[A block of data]
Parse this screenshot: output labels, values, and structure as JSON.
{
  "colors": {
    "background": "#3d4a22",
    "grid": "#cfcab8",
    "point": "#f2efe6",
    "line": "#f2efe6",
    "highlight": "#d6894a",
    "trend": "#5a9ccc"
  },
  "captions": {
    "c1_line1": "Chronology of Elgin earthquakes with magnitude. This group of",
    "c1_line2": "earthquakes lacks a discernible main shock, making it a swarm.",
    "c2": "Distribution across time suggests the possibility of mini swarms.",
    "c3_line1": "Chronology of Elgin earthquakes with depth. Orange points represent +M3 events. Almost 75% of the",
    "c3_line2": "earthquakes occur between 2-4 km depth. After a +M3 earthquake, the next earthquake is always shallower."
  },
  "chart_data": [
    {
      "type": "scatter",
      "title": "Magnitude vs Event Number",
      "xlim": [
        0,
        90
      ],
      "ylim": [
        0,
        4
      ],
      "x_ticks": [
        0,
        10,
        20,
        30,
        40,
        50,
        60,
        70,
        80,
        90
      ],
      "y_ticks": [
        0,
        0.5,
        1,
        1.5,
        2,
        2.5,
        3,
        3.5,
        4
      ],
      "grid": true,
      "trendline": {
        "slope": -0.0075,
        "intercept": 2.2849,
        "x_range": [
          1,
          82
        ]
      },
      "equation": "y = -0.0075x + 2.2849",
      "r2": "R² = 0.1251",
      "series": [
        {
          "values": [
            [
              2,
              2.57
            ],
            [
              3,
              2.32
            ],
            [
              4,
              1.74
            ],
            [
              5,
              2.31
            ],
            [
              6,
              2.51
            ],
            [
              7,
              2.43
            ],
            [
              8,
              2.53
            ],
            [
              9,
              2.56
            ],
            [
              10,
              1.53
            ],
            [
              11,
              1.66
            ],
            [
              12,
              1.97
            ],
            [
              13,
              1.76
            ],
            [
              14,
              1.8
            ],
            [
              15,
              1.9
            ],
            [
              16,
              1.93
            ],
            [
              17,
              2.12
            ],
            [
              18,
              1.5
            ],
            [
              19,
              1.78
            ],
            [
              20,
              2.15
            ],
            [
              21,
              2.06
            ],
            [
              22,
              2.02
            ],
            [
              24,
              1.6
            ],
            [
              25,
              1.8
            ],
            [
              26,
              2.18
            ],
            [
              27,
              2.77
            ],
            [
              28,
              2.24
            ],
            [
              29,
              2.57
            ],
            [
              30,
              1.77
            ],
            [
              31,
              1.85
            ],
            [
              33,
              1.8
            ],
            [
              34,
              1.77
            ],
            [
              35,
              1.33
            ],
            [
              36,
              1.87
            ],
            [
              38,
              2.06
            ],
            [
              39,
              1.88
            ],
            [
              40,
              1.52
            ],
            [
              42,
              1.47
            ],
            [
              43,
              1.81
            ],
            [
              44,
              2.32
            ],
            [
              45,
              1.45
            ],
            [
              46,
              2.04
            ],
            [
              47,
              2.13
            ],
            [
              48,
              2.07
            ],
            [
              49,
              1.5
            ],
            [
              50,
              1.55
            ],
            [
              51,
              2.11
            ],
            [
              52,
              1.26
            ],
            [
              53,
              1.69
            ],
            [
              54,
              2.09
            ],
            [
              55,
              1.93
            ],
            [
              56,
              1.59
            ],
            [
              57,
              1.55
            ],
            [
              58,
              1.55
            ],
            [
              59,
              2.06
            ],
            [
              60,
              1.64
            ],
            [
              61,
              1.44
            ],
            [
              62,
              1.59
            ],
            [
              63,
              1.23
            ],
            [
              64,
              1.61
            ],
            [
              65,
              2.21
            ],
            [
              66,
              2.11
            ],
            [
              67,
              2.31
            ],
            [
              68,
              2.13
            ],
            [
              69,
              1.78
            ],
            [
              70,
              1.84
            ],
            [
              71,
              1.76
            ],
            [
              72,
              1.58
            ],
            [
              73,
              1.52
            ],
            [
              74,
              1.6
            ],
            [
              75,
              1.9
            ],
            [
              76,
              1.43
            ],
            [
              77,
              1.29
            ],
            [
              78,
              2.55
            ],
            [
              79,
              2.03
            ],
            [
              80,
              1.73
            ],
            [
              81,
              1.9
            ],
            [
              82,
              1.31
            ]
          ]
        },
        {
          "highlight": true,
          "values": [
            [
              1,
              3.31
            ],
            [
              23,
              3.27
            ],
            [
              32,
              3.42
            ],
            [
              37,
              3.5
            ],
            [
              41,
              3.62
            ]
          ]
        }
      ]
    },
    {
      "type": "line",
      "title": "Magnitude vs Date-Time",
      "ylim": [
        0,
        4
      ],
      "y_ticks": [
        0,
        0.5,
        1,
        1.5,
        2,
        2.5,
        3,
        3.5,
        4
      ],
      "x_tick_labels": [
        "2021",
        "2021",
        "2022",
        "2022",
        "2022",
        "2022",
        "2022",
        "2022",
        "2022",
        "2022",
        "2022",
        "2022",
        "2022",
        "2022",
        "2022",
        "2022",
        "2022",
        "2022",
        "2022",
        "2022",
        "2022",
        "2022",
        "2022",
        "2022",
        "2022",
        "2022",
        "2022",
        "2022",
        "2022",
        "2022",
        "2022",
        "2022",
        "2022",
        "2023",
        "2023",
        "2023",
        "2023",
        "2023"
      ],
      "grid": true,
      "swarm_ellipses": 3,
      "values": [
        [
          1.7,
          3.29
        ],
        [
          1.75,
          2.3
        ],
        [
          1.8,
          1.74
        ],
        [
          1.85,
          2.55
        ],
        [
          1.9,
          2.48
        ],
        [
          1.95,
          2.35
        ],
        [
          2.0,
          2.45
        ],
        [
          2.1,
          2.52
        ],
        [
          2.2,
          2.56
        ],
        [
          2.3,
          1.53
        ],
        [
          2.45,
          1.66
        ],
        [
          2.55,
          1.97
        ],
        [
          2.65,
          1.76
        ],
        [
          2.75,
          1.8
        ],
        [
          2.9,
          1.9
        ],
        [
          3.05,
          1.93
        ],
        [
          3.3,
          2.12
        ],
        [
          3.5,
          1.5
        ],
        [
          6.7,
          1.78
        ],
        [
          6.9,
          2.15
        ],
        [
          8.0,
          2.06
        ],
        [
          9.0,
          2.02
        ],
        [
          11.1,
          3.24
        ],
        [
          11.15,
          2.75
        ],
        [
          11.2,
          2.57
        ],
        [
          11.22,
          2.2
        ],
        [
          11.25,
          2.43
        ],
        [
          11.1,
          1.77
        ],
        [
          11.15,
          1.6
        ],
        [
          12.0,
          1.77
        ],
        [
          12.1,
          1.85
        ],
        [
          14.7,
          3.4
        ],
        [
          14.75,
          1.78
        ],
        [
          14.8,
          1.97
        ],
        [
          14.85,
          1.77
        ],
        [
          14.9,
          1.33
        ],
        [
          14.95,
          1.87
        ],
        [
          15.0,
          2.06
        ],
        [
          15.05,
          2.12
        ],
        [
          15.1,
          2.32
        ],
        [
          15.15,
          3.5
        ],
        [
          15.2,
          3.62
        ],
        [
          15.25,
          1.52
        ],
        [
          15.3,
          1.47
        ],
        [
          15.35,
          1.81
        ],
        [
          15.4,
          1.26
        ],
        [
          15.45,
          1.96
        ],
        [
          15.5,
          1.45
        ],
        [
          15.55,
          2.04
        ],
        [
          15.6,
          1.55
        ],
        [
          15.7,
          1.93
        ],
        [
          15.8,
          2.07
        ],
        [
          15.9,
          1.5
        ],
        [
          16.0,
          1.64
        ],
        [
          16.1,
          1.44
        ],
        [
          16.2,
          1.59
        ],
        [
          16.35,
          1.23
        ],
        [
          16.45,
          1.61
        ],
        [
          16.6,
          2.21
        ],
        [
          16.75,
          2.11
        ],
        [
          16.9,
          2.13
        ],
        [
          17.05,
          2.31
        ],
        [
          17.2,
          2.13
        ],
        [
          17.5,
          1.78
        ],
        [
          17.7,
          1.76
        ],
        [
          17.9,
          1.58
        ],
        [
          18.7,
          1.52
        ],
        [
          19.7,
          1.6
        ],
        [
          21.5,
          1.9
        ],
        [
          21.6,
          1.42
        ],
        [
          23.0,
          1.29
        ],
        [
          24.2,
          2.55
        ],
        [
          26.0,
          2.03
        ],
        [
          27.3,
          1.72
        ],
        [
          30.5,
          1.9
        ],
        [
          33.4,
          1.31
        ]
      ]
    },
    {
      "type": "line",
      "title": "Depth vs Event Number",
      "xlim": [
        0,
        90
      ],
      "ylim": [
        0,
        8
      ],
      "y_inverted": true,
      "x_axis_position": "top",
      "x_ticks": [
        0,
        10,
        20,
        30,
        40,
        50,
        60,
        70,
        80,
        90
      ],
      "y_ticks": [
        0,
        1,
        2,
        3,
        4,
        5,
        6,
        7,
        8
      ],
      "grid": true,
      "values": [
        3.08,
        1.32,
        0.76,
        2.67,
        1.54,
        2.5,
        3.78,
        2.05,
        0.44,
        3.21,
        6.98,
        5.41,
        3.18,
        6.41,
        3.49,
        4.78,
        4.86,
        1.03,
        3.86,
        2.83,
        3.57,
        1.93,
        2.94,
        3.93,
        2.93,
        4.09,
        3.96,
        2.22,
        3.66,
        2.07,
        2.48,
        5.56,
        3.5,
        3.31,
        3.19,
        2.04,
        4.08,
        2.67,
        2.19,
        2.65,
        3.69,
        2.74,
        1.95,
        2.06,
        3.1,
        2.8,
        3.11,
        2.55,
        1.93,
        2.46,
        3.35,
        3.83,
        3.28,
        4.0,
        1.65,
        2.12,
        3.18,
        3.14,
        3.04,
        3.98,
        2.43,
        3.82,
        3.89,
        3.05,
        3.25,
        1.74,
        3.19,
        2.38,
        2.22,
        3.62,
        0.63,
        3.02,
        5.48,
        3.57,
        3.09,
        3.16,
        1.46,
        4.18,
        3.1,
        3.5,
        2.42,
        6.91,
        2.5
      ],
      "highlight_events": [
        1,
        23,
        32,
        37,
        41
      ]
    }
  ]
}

Exercise aim | Your task is to pick out every line with the string "Number" and copy it.

Written answer |
      "title": "Magnitude vs Event Number",
      "title": "Depth vs Event Number",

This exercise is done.